Up and Away
Lau Chun-him and Fandy Fan are a fated couple – or are they? – in Angel Teng’s teensy weensy bit bonkers romance.
A Balloon’s Landing
Director: Angel Teng • Writers: Wu Momo, Seven Leung, Angel Teng
Starring: Lau Chun-him, Fandy Fan, Chan Tzu-hsuan, Allison Lin
Taiwan • 1hrs 40mins
Opens Hong Kong May 16 • IIA
Grade: B
Woah, there’s a lot to unpack in Taiwanese director Angel Teng I-han’s A Balloon’s Landing | 我在這裡等你. Let’s put it this way: The film is the year’s first time-travelling gay fantasy-romance road movie. Make sense? It begins life as a garden variety Taiwanese tragic romance (yawn) that eventually pulls in bits of Il Mare/The Lake House thanks to a magical letterbox, then flirts dangerously with the cringey parts of The Time Traveler’s Wife – after some suicide “comedy” to get the ball rolling?

────────────────

GIVEN PROBLEM A ::
What grade does the film review give A Balloon's Landing?
The film review and the records have no connection to each other.

────────────────

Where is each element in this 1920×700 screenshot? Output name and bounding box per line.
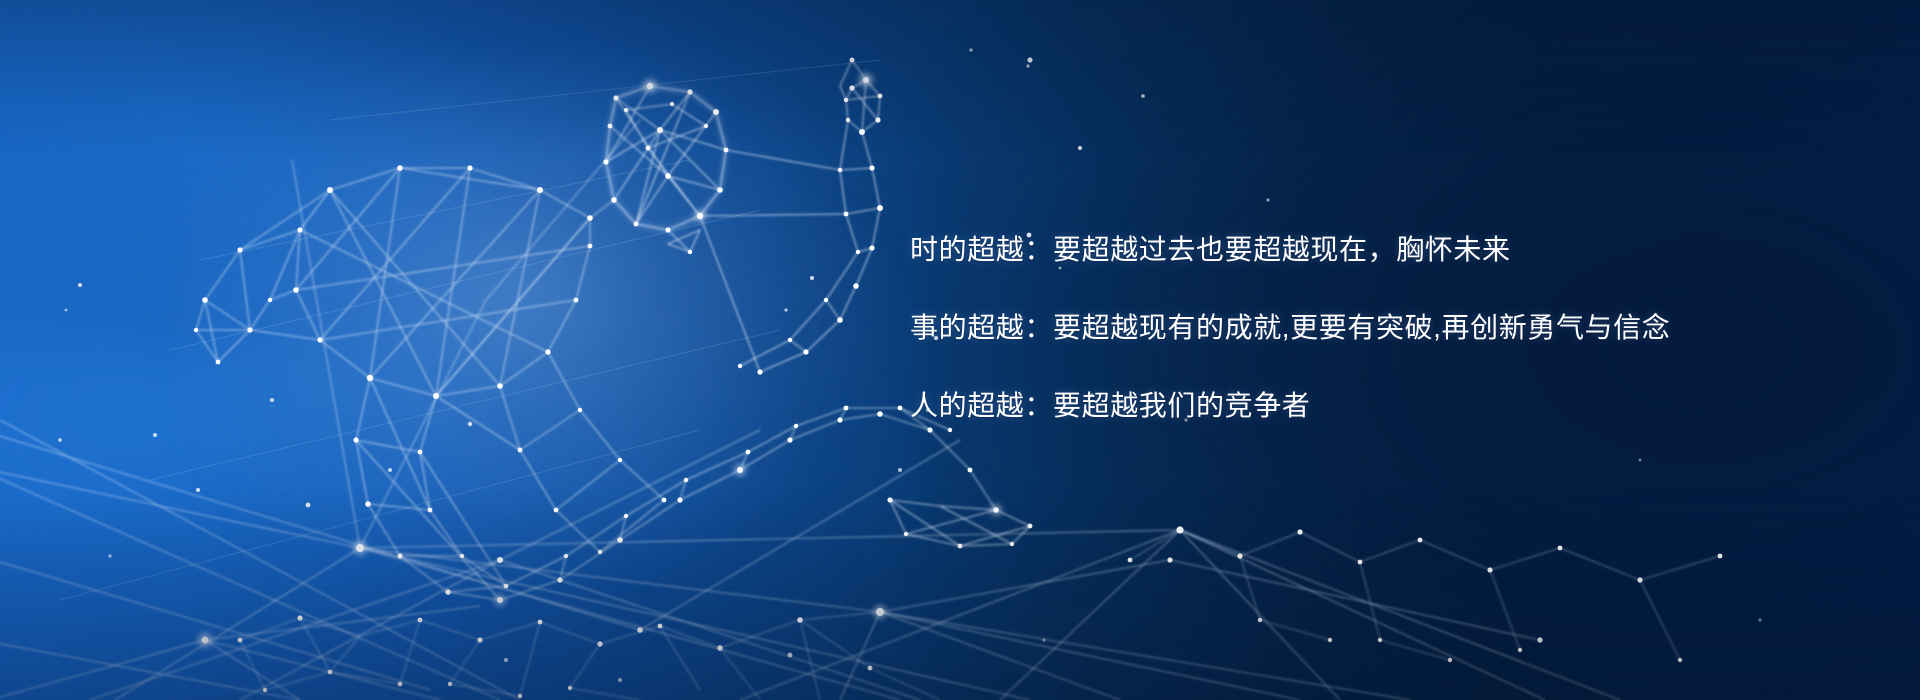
hero-banner: 时的超越：要超越过去也要超越现在，胸怀未来 事的超越：要超越现有的成就,更要有突… (0, 0, 1920, 700)
slogan-line-time: 时的超越：要超越过去也要超越现在，胸怀未来 (910, 236, 1810, 264)
slogan-text-block: 时的超越：要超越过去也要超越现在，胸怀未来 事的超越：要超越现有的成就,更要有突… (910, 236, 1810, 420)
slogan-line-matter: 事的超越：要超越现有的成就,更要有突破,再创新勇气与信念 (910, 314, 1810, 342)
slogan-line-people: 人的超越：要超越我们的竞争者 (910, 392, 1810, 420)
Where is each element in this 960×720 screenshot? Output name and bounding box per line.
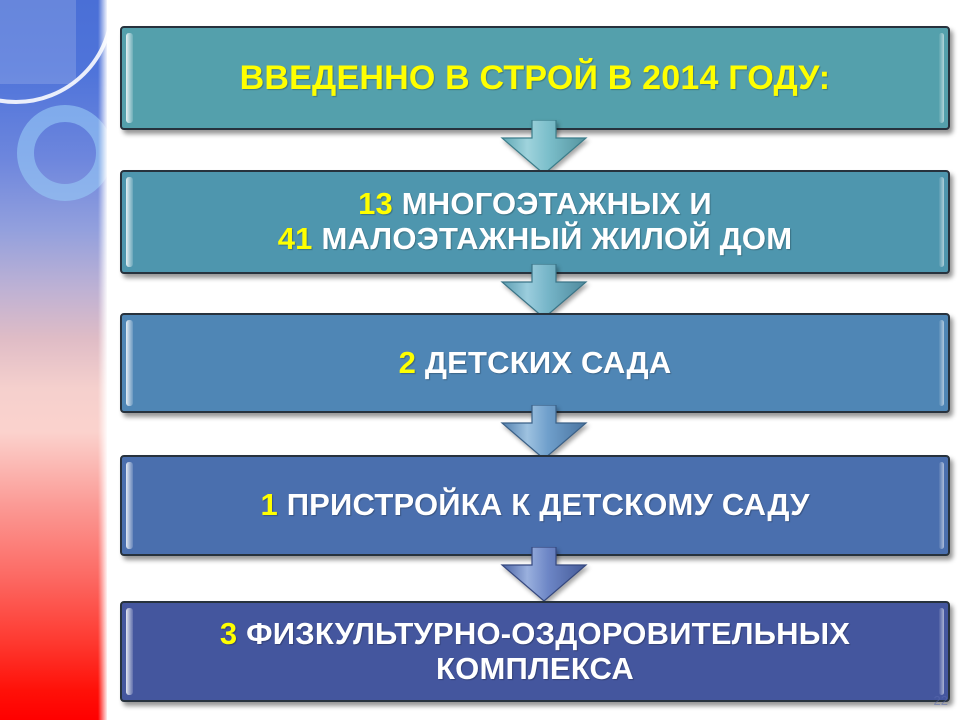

────────────────

GIVEN PROBLEM B ::
Multiply every bounding-box coordinate in the answers by 0.4, rounding to whole numbers with halves going up. Write out the records with these new values from their first line through the line containing "slogan-text-block: 时的超越：要超越过去也要超越现在，胸怀未来 事的超越：要超越现有的成就,更要有突…", requests included. Give only those lines and leave out the pictures.

COMPLETE RESPONSE A ::
B

COMPLETE RESPONSE B ::
Where is each element in this 1920×700 screenshot? Output name and bounding box per line.
hero-banner: 时的超越：要超越过去也要超越现在，胸怀未来 事的超越：要超越现有的成就,更要有突… (0, 0, 768, 280)
slogan-line-time: 时的超越：要超越过去也要超越现在，胸怀未来 (364, 94, 724, 106)
slogan-text-block: 时的超越：要超越过去也要超越现在，胸怀未来 事的超越：要超越现有的成就,更要有突… (364, 94, 724, 168)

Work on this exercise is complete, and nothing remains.